• **Problem requirements**
Gather up all lines that carry the word "Mateo".

(Dataset records)
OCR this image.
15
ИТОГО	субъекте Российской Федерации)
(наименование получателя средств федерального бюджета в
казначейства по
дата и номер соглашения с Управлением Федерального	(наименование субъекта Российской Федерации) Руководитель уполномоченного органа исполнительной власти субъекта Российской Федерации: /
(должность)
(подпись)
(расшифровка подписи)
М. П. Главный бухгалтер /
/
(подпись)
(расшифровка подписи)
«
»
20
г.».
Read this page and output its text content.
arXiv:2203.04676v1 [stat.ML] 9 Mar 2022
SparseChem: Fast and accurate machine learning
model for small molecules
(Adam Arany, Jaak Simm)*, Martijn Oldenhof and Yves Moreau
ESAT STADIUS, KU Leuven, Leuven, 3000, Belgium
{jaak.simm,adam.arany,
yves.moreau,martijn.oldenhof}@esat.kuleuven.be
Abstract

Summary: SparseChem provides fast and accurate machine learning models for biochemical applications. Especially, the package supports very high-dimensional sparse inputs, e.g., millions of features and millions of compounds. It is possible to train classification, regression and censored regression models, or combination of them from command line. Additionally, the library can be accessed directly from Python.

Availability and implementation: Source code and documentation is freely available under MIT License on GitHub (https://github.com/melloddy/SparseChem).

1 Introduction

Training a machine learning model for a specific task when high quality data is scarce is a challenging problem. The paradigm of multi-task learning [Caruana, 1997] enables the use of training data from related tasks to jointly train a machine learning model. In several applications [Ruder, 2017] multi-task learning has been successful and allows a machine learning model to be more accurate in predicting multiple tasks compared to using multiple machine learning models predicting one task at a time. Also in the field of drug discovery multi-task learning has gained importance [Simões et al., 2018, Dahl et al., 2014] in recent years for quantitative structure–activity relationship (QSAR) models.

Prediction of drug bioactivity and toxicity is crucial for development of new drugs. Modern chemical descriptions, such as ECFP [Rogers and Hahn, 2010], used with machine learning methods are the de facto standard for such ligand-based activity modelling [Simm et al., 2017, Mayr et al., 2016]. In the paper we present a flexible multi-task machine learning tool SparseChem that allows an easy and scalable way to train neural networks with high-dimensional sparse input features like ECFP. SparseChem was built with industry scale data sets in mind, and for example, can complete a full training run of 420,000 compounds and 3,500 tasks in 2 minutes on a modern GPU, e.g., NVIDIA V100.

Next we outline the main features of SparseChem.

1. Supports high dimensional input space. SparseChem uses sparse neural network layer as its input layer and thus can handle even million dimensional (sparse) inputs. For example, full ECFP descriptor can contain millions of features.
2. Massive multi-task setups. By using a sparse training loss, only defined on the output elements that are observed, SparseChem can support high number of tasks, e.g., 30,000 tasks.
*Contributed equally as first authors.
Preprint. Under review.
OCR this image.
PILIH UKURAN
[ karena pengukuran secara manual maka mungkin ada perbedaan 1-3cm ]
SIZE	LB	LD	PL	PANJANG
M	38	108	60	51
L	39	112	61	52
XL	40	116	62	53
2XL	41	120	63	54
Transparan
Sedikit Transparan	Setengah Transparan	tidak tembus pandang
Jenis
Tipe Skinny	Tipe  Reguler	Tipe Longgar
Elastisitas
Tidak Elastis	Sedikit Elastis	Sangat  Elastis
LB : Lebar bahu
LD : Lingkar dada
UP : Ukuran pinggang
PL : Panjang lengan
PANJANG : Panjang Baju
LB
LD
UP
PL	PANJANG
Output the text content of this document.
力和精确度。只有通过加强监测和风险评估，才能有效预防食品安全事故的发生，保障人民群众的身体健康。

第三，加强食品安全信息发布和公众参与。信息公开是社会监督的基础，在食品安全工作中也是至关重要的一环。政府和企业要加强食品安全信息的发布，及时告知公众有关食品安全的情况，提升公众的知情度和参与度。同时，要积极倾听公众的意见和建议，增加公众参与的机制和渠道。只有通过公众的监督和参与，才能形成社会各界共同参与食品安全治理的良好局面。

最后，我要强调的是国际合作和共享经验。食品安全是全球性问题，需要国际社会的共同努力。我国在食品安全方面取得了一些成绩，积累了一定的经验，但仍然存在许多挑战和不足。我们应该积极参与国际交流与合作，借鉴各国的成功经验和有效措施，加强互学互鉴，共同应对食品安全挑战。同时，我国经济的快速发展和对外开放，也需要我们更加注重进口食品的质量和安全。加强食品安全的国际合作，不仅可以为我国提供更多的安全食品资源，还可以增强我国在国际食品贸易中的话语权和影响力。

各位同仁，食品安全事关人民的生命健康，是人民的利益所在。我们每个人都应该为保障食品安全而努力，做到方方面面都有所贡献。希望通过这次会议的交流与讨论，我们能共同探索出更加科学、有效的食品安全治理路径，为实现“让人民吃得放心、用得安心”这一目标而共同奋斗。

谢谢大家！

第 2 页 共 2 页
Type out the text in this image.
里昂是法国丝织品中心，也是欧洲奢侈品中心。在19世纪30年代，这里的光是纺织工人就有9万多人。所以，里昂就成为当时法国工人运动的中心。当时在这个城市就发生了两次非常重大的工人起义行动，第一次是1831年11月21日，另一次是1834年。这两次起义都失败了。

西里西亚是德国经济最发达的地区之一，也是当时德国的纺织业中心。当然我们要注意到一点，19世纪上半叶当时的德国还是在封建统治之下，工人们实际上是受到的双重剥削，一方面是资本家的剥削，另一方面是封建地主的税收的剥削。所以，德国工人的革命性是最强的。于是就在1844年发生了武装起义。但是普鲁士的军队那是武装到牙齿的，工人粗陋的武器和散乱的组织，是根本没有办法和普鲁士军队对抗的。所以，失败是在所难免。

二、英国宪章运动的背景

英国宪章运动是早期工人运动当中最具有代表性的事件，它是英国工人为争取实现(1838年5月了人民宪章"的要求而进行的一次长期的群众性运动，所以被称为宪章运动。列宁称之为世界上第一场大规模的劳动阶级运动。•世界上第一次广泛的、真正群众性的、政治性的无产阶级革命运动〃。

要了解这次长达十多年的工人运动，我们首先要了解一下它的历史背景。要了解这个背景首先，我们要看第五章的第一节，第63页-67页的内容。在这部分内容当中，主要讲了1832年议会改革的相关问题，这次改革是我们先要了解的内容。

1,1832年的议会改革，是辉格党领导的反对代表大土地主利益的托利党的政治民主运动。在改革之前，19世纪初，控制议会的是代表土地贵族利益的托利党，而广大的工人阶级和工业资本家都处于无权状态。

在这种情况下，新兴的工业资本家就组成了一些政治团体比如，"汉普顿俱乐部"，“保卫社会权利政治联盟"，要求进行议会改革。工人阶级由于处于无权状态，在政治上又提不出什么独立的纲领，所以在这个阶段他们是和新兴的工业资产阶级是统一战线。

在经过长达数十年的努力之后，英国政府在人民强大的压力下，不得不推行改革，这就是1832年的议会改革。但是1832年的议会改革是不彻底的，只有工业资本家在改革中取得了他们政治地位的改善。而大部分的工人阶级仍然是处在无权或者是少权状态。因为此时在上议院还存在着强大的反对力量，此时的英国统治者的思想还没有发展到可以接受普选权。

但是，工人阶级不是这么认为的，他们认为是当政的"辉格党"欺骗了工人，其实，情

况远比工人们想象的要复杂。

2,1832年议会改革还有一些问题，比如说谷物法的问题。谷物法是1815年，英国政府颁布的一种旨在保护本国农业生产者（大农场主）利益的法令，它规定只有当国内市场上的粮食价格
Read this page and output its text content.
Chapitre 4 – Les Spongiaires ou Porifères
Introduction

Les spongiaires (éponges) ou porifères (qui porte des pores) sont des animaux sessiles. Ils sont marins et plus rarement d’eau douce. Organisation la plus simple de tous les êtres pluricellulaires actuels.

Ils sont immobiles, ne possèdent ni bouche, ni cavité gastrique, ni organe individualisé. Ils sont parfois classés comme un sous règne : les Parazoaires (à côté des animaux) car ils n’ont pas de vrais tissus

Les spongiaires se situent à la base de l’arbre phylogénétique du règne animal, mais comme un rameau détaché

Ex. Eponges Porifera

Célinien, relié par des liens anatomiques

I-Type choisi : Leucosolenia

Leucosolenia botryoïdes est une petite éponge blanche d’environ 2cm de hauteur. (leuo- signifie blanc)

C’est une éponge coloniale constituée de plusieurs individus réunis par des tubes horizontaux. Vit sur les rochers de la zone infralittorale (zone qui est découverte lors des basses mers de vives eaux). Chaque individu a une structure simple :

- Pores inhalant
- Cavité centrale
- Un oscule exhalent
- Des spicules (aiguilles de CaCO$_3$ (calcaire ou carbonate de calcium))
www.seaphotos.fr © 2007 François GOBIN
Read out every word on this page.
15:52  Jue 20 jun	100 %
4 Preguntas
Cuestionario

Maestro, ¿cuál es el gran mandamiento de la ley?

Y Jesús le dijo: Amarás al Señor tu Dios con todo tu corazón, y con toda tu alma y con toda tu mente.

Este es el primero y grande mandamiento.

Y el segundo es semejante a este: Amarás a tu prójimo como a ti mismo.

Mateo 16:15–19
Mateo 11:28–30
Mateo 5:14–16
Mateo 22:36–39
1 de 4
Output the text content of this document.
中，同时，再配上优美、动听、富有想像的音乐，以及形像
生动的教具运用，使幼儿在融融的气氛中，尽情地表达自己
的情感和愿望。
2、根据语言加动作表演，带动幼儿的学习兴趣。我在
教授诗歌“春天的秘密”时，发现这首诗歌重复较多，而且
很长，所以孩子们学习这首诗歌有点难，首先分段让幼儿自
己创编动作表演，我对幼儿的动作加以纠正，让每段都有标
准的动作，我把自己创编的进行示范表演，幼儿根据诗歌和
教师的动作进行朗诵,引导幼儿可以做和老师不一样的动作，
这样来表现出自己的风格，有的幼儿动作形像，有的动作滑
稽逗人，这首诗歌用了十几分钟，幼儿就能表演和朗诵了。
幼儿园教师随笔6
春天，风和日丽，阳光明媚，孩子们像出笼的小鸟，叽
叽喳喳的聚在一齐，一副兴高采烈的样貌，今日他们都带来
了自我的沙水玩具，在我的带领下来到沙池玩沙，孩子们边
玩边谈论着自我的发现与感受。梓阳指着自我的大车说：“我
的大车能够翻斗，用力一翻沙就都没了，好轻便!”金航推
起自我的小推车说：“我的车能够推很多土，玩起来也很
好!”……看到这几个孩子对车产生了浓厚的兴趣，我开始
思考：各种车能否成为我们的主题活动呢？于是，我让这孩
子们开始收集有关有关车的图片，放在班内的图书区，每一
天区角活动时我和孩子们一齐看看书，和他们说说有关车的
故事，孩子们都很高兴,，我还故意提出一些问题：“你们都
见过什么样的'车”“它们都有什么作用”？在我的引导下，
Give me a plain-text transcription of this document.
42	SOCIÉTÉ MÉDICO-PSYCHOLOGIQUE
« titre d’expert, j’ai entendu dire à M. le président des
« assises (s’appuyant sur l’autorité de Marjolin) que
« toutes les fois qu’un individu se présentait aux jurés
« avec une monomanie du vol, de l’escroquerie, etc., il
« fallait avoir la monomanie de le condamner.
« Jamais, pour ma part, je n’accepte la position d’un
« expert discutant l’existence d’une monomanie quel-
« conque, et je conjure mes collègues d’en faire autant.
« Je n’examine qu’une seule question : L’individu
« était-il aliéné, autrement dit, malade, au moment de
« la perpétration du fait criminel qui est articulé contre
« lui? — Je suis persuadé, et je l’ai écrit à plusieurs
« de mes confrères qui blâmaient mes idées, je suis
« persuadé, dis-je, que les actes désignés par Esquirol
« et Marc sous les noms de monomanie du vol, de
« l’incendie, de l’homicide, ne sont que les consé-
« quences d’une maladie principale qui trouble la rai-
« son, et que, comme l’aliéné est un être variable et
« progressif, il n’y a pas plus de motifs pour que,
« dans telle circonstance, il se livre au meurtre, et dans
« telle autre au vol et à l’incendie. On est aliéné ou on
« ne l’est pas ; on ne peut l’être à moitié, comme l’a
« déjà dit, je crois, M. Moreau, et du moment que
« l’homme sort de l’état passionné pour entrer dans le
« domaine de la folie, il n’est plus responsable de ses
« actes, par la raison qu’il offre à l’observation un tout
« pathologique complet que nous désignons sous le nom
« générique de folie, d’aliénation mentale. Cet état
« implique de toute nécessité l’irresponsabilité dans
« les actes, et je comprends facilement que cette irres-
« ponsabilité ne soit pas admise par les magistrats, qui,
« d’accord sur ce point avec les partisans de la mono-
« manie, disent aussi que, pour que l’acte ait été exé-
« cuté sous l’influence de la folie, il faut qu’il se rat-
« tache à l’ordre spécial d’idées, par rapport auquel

• **Answer in full**
Mateo 16:15–19
Mateo 11:28–30
Mateo 5:14–16
Mateo 22:36–39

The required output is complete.